Saved data entries:
··········
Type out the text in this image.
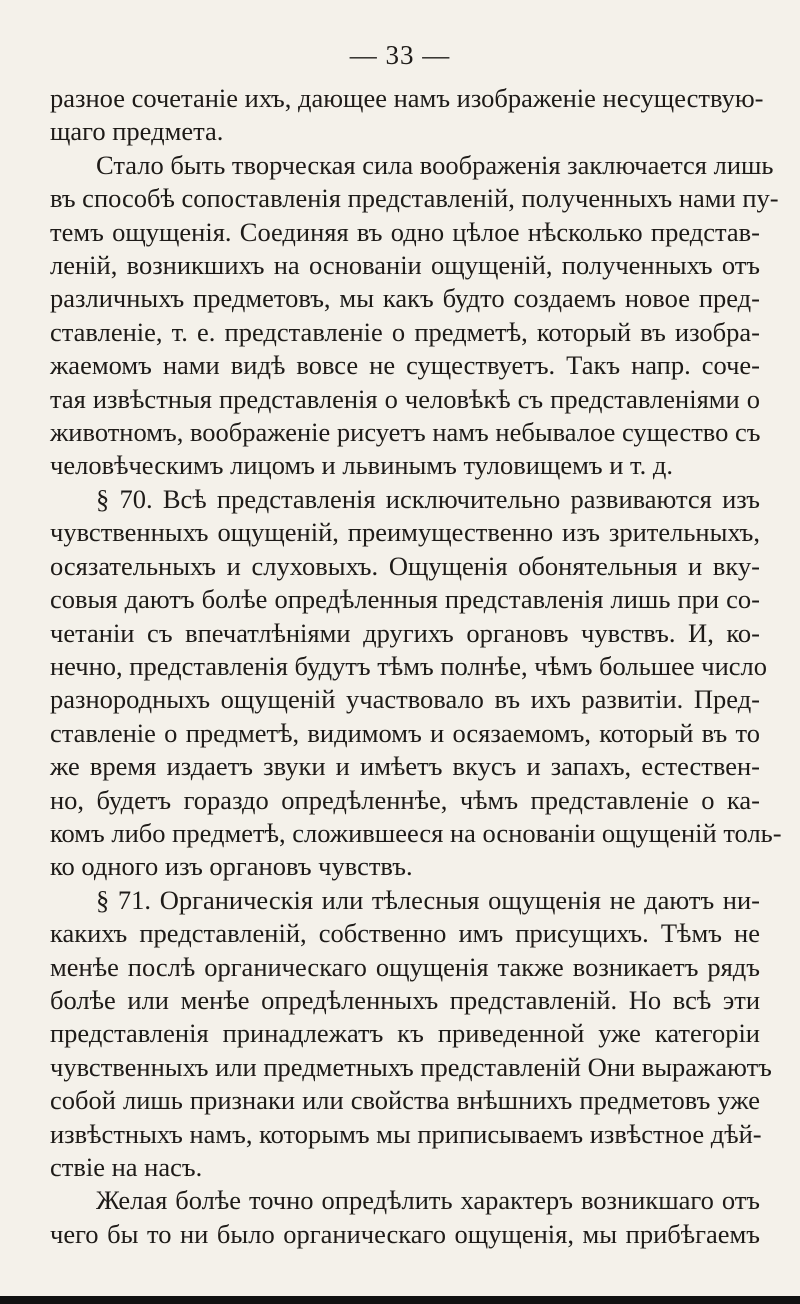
— 33 —
разное сочетаніе ихъ, дающее намъ изображеніе несуществую-
щаго предмета.
Стало быть творческая сила воображенія заключается лишь
въ способѣ сопоставленія представленій, полученныхъ нами пу-
темъ ощущенія. Соединяя въ одно цѣлое нѣсколько представ-
леній, возникшихъ на основаніи ощущеній, полученныхъ отъ
различныхъ предметовъ, мы какъ будто создаемъ новое пред-
ставленіе, т. е. представленіе о предметѣ, который въ изобра-
жаемомъ нами видѣ вовсе не существуетъ. Такъ напр. соче-
тая извѣстныя представленія о человѣкѣ съ представленіями о
животномъ, воображеніе рисуетъ намъ небывалое существо съ
человѣческимъ лицомъ и львинымъ туловищемъ и т. д.
§ 70. Всѣ представленія исключительно развиваются изъ
чувственныхъ ощущеній, преимущественно изъ зрительныхъ,
осязательныхъ и слуховыхъ. Ощущенія обонятельныя и вку-
совыя даютъ болѣе опредѣленныя представленія лишь при со-
четаніи съ впечатлѣніями другихъ органовъ чувствъ. И, ко-
нечно, представленія будутъ тѣмъ полнѣе, чѣмъ большее число
разнородныхъ ощущеній участвовало въ ихъ развитіи. Пред-
ставленіе о предметѣ, видимомъ и осязаемомъ, который въ то
же время издаетъ звуки и имѣетъ вкусъ и запахъ, естествен-
но, будетъ гораздо опредѣленнѣе, чѣмъ представленіе о ка-
комъ либо предметѣ, сложившееся на основаніи ощущеній толь-
ко одного изъ органовъ чувствъ.
§ 71. Органическія или тѣлесныя ощущенія не даютъ ни-
какихъ представленій, собственно имъ присущихъ. Тѣмъ не
менѣе послѣ органическаго ощущенія также возникаетъ рядъ
болѣе или менѣе опредѣленныхъ представленій. Но всѣ эти
представленія принадлежатъ къ приведенной уже категоріи
чувственныхъ или предметныхъ представленій Они выражаютъ
собой лишь признаки или свойства внѣшнихъ предметовъ уже
извѣстныхъ намъ, которымъ мы приписываемъ извѣстное дѣй-
ствіе на насъ.
Желая болѣе точно опредѣлить характеръ возникшаго отъ
чего бы то ни было органическаго ощущенія, мы прибѣгаемъ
··········
* [Goal of the exercise] Gather all lines of the records that include the word "представленіе".

* [Solution to this exercise]
ставленіе, т. е. представленіе о предметѣ, который въ изобра-
но, будетъ гораздо опредѣленнѣе, чѣмъ представленіе о ка-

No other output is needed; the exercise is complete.